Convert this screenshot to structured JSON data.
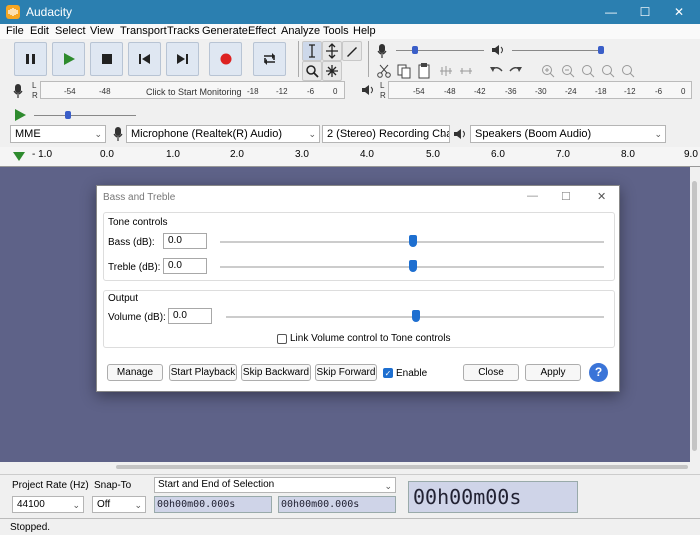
{
  "window": {
    "title": "Audacity"
  },
  "menu": [
    "File",
    "Edit",
    "Select",
    "View",
    "Transport",
    "Tracks",
    "Generate",
    "Effect",
    "Analyze",
    "Tools",
    "Help"
  ],
  "meters": {
    "record_ticks": [
      "-54",
      "-48",
      "Click to Start Monitoring",
      "-18",
      "-12",
      "-6",
      "0"
    ],
    "play_ticks": [
      "-54",
      "-48",
      "-42",
      "-36",
      "-30",
      "-24",
      "-18",
      "-12",
      "-6",
      "0"
    ],
    "channel_l": "L",
    "channel_r": "R"
  },
  "device": {
    "host": "MME",
    "mic": "Microphone (Realtek(R) Audio)",
    "channels": "2 (Stereo) Recording Chann",
    "speakers": "Speakers (Boom Audio)"
  },
  "timeline": [
    "- 1.0",
    "0.0",
    "1.0",
    "2.0",
    "3.0",
    "4.0",
    "5.0",
    "6.0",
    "7.0",
    "8.0",
    "9.0"
  ],
  "dialog": {
    "title": "Bass and Treble",
    "tone_group": "Tone controls",
    "bass_label": "Bass (dB):",
    "bass_value": "0.0",
    "treble_label": "Treble (dB):",
    "treble_value": "0.0",
    "output_group": "Output",
    "volume_label": "Volume (dB):",
    "volume_value": "0.0",
    "link_label": "Link Volume control to Tone controls",
    "buttons": {
      "manage": "Manage",
      "start": "Start Playback",
      "skip_back": "Skip Backward",
      "skip_fwd": "Skip Forward",
      "enable": "Enable",
      "close": "Close",
      "apply": "Apply",
      "help": "?"
    }
  },
  "bottom": {
    "rate_label": "Project Rate (Hz)",
    "rate_value": "44100",
    "snap_label": "Snap-To",
    "snap_value": "Off",
    "sel_label": "Start and End of Selection",
    "sel_start": "00h00m00.000s",
    "sel_end": "00h00m00.000s",
    "big_time": "00h00m00s"
  },
  "status": "Stopped."
}
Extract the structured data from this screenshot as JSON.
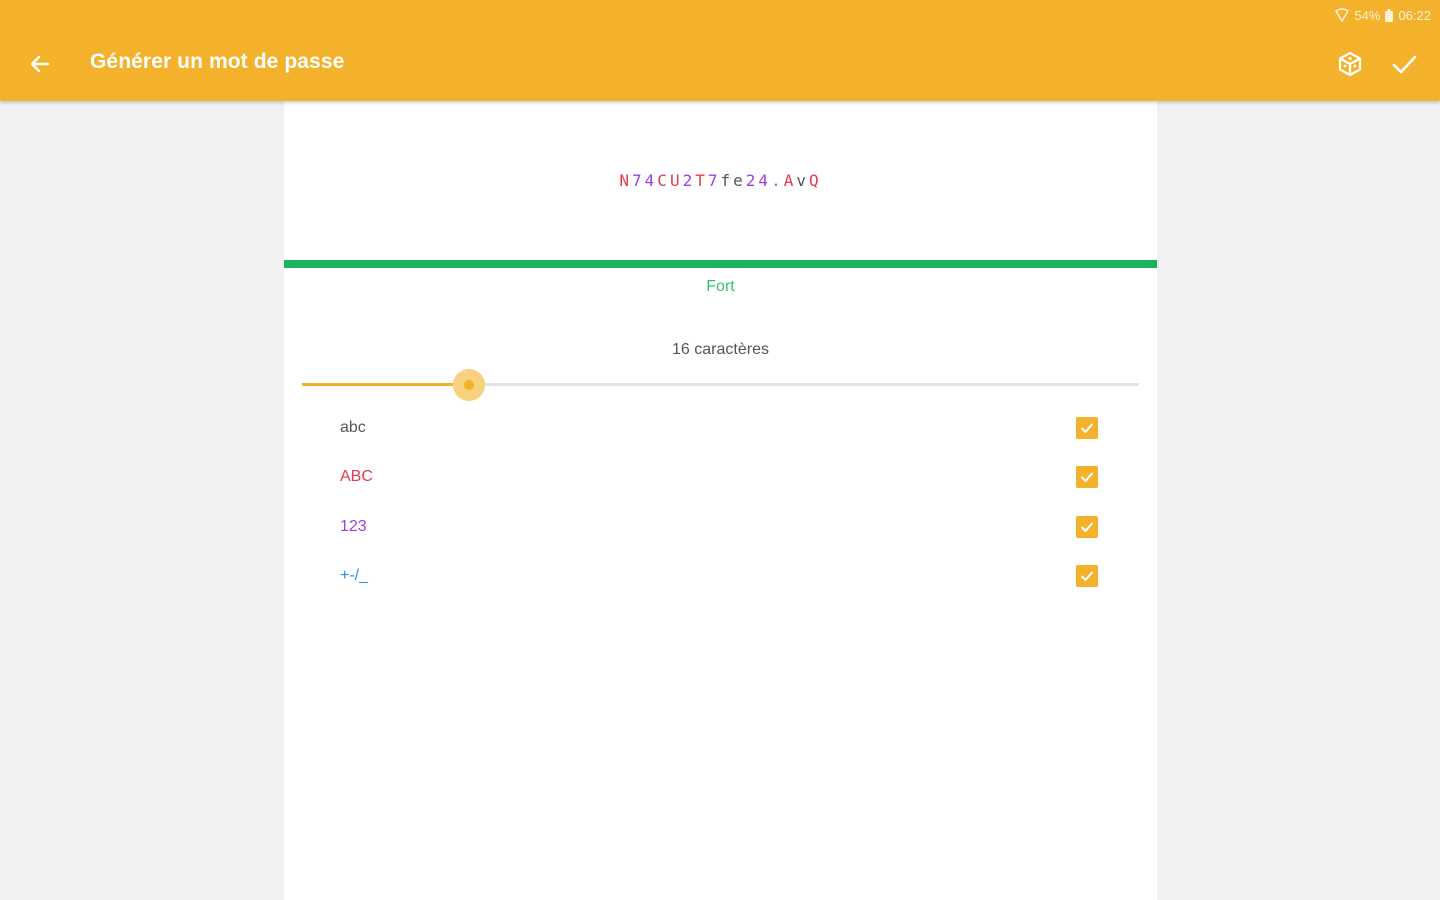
{
  "status_bar": {
    "battery": "54%",
    "time": "06:22"
  },
  "app_bar": {
    "title": "Générer un mot de passe",
    "background_color": "#f4b12b",
    "back_icon": "arrow-left-icon",
    "dice_icon": "dice-icon",
    "confirm_icon": "check-icon"
  },
  "password": {
    "chars": [
      {
        "c": "N",
        "color": "#e53950"
      },
      {
        "c": "7",
        "color": "#9b3ee8"
      },
      {
        "c": "4",
        "color": "#9b3ee8"
      },
      {
        "c": "C",
        "color": "#e53950"
      },
      {
        "c": "U",
        "color": "#e53950"
      },
      {
        "c": "2",
        "color": "#9b3ee8"
      },
      {
        "c": "T",
        "color": "#e53950"
      },
      {
        "c": "7",
        "color": "#9b3ee8"
      },
      {
        "c": "f",
        "color": "#555555"
      },
      {
        "c": "e",
        "color": "#555555"
      },
      {
        "c": "2",
        "color": "#9b3ee8"
      },
      {
        "c": "4",
        "color": "#9b3ee8"
      },
      {
        "c": ".",
        "color": "#2f8ee8"
      },
      {
        "c": "A",
        "color": "#e53950"
      },
      {
        "c": "v",
        "color": "#555555"
      },
      {
        "c": "Q",
        "color": "#e53950"
      }
    ]
  },
  "strength": {
    "label": "Fort",
    "level": 1.0,
    "color": "#19b35a"
  },
  "length": {
    "label": "16 caractères",
    "value": 16,
    "fraction": 0.2
  },
  "options": [
    {
      "label": "abc",
      "checked": true,
      "color": "#555555"
    },
    {
      "label": "ABC",
      "checked": true,
      "color": "#e53950"
    },
    {
      "label": "123",
      "checked": true,
      "color": "#9b3ee8"
    },
    {
      "label": "+-/_",
      "checked": true,
      "color": "#2f8ee8"
    }
  ]
}
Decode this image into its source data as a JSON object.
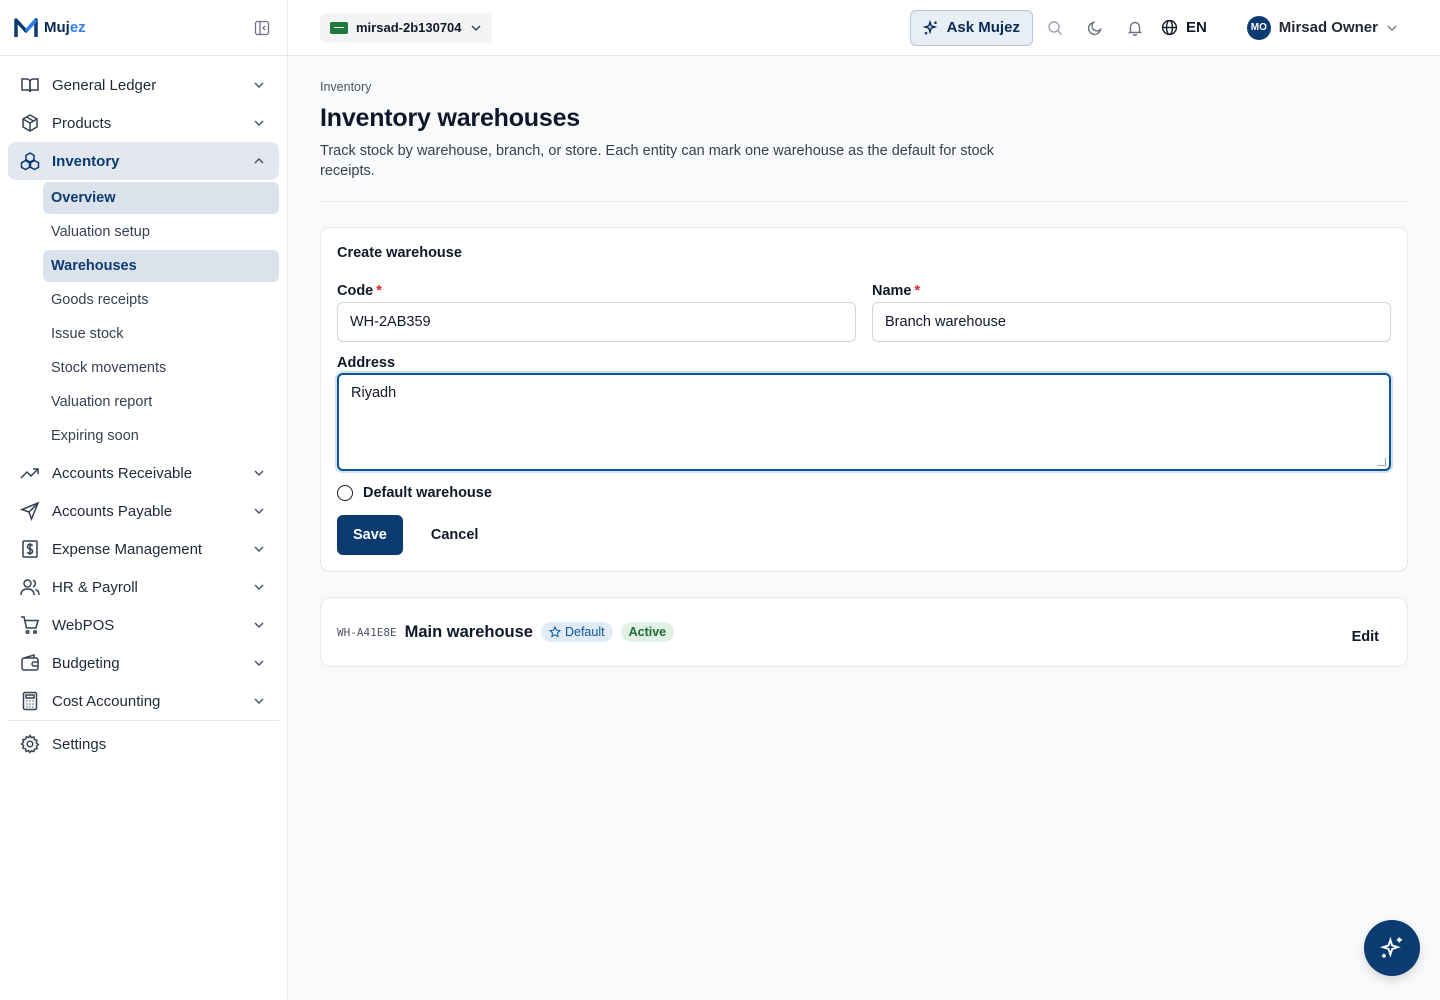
##############################
■ INSTRUCTIONS FOR THE TASK
In the records above, how many lines contain the word "structured"? Give the number alone.

■ WORKED ANSWER
2